**What is expected**: Your answer should be one number: how many lines of the data include the string "description"?

(Records that describe figures)
*****

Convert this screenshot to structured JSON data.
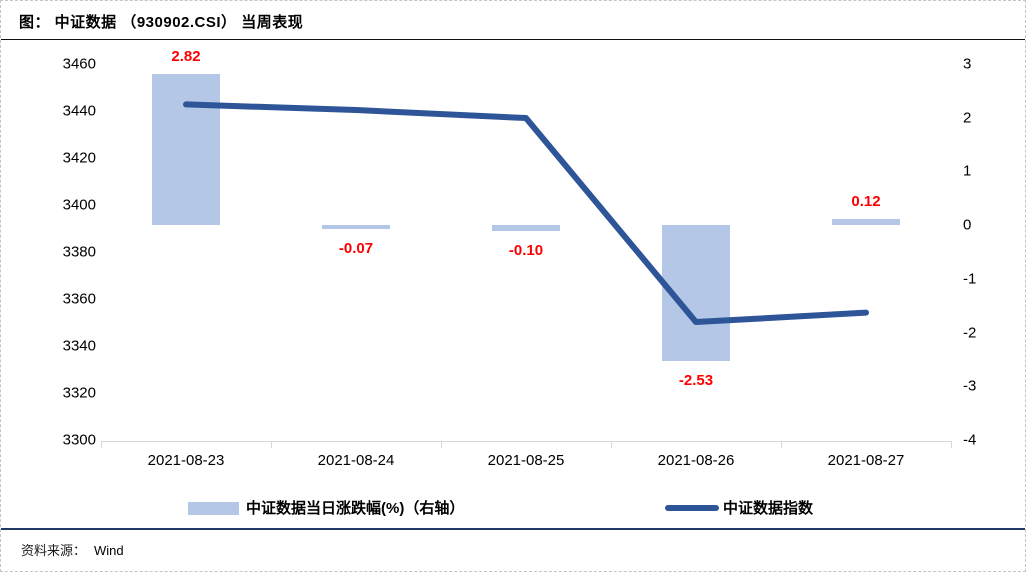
{
  "title": "图： 中证数据 （930902.CSI） 当周表现",
  "source": {
    "label": "资料来源：",
    "value": "Wind"
  },
  "colors": {
    "bar_fill": "#b4c7e7",
    "line_stroke": "#2e5597",
    "data_label": "#ff0000",
    "axis_line": "#d6d6d6",
    "bottom_rule": "#1f3864"
  },
  "legend": {
    "bar_label": "中证数据当日涨跌幅(%)（右轴）",
    "line_label": "中证数据指数"
  },
  "chart_data": {
    "type": "bar+line combo",
    "categories": [
      "2021-08-23",
      "2021-08-24",
      "2021-08-25",
      "2021-08-26",
      "2021-08-27"
    ],
    "series": [
      {
        "name": "中证数据当日涨跌幅(%)（右轴）",
        "type": "bar",
        "axis": "right",
        "values": [
          2.82,
          -0.07,
          -0.1,
          -2.53,
          0.12
        ],
        "value_labels": [
          "2.82",
          "-0.07",
          "-0.10",
          "-2.53",
          "0.12"
        ]
      },
      {
        "name": "中证数据指数",
        "type": "line",
        "axis": "left",
        "values": [
          3442.8,
          3440.4,
          3437.0,
          3350.2,
          3354.2
        ]
      }
    ],
    "left_axis": {
      "min": 3300,
      "max": 3460,
      "step": 20,
      "ticks": [
        "3460",
        "3440",
        "3420",
        "3400",
        "3380",
        "3360",
        "3340",
        "3320",
        "3300"
      ]
    },
    "right_axis": {
      "min": -4,
      "max": 3,
      "step": 1,
      "ticks": [
        "3",
        "2",
        "1",
        "0",
        "-1",
        "-2",
        "-3",
        "-4"
      ]
    },
    "grid": "off",
    "legend_position": "bottom"
  }
}
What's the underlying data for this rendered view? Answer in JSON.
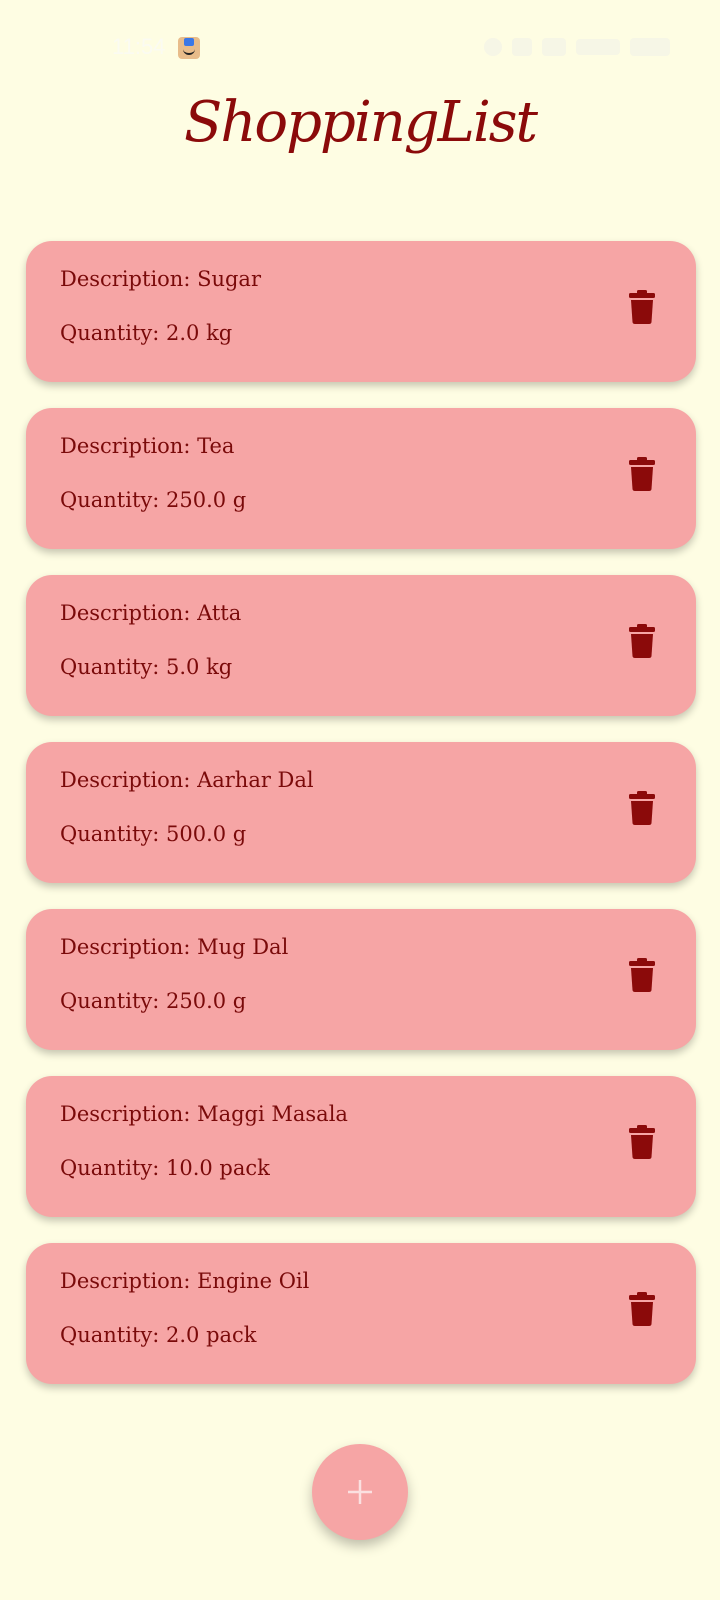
{
  "app": {
    "title": "ShoppingList"
  },
  "status_bar": {
    "time": "11:54"
  },
  "items": [
    {
      "description": "Description: Sugar",
      "quantity": "Quantity: 2.0 kg"
    },
    {
      "description": "Description: Tea",
      "quantity": "Quantity: 250.0 g"
    },
    {
      "description": "Description: Atta",
      "quantity": "Quantity: 5.0 kg"
    },
    {
      "description": "Description: Aarhar Dal",
      "quantity": "Quantity: 500.0 g"
    },
    {
      "description": "Description: Mug Dal",
      "quantity": "Quantity: 250.0 g"
    },
    {
      "description": "Description: Maggi Masala",
      "quantity": "Quantity: 10.0 pack"
    },
    {
      "description": "Description: Engine Oil",
      "quantity": "Quantity: 2.0 pack"
    }
  ],
  "icons": {
    "delete": "trash-icon",
    "add": "plus-icon"
  },
  "colors": {
    "background": "#FEFDE3",
    "card": "#F6A5A5",
    "accent": "#8B0A0A"
  }
}
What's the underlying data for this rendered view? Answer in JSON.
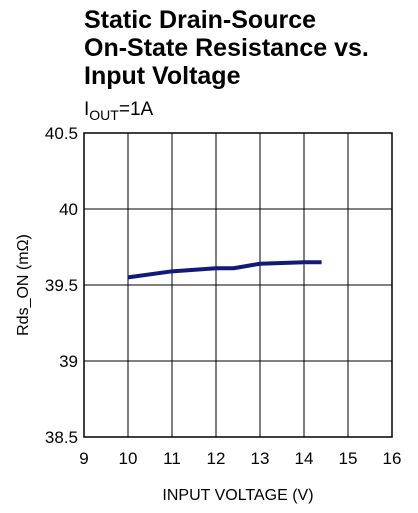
{
  "chart_data": {
    "type": "line",
    "title": [
      "Static Drain-Source",
      "On-State Resistance vs.",
      "Input Voltage"
    ],
    "subtitle": [
      "I",
      "OUT",
      "=1A"
    ],
    "x_label": "INPUT VOLTAGE (V)",
    "y_label": "Rds_ON (mΩ)",
    "xlim": [
      9,
      16
    ],
    "xticks": [
      9,
      10,
      11,
      12,
      13,
      14,
      15,
      16
    ],
    "ylim": [
      38.5,
      40.5
    ],
    "yticks": [
      38.5,
      39,
      39.5,
      40,
      40.5
    ],
    "grid": true,
    "series": [
      {
        "color": "#111a78",
        "x": [
          10,
          11,
          12,
          12.4,
          13,
          14,
          14.4
        ],
        "values": [
          39.55,
          39.59,
          39.61,
          39.61,
          39.64,
          39.65,
          39.65
        ]
      }
    ]
  }
}
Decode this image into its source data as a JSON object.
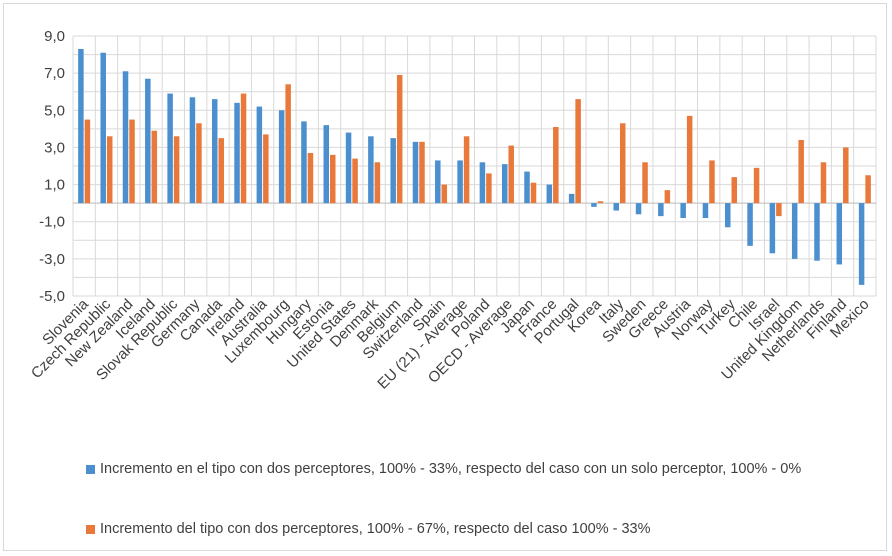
{
  "chart_data": {
    "type": "bar",
    "title": "",
    "xlabel": "",
    "ylabel": "",
    "ylim": [
      -5,
      9
    ],
    "yticks": [
      "9,0",
      "7,0",
      "5,0",
      "3,0",
      "1,0",
      "-1,0",
      "-3,0",
      "-5,0"
    ],
    "grid": true,
    "legend_position": "bottom",
    "categories": [
      "Slovenia",
      "Czech Republic",
      "New Zealand",
      "Iceland",
      "Slovak Republic",
      "Germany",
      "Canada",
      "Ireland",
      "Australia",
      "Luxembourg",
      "Hungary",
      "Estonia",
      "United States",
      "Denmark",
      "Belgium",
      "Switzerland",
      "Spain",
      "EU (21) - Average",
      "Poland",
      "OECD - Average",
      "Japan",
      "France",
      "Portugal",
      "Korea",
      "Italy",
      "Sweden",
      "Greece",
      "Austria",
      "Norway",
      "Turkey",
      "Chile",
      "Israel",
      "United Kingdom",
      "Netherlands",
      "Finland",
      "Mexico"
    ],
    "series": [
      {
        "name": "Incremento en el tipo con dos perceptores, 100% - 33%, respecto del caso con un solo perceptor, 100% - 0%",
        "color": "#4b8fcf",
        "values": [
          8.3,
          8.1,
          7.1,
          6.7,
          5.9,
          5.7,
          5.6,
          5.4,
          5.2,
          5.0,
          4.4,
          4.2,
          3.8,
          3.6,
          3.5,
          3.3,
          2.3,
          2.3,
          2.2,
          2.1,
          1.7,
          1.0,
          0.5,
          -0.2,
          -0.4,
          -0.6,
          -0.7,
          -0.8,
          -0.8,
          -1.3,
          -2.3,
          -2.7,
          -3.0,
          -3.1,
          -3.3,
          -4.4
        ]
      },
      {
        "name": "Incremento del tipo con dos perceptores, 100% - 67%, respecto del caso 100% - 33%",
        "color": "#e8793b",
        "values": [
          4.5,
          3.6,
          4.5,
          3.9,
          3.6,
          4.3,
          3.5,
          5.9,
          3.7,
          6.4,
          2.7,
          2.6,
          2.4,
          2.2,
          6.9,
          3.3,
          1.0,
          3.6,
          1.6,
          3.1,
          1.1,
          4.1,
          5.6,
          0.1,
          4.3,
          2.2,
          0.7,
          4.7,
          2.3,
          1.4,
          1.9,
          -0.7,
          3.4,
          2.2,
          3.0,
          1.5
        ]
      }
    ]
  }
}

*****

**Answer to the task**: 7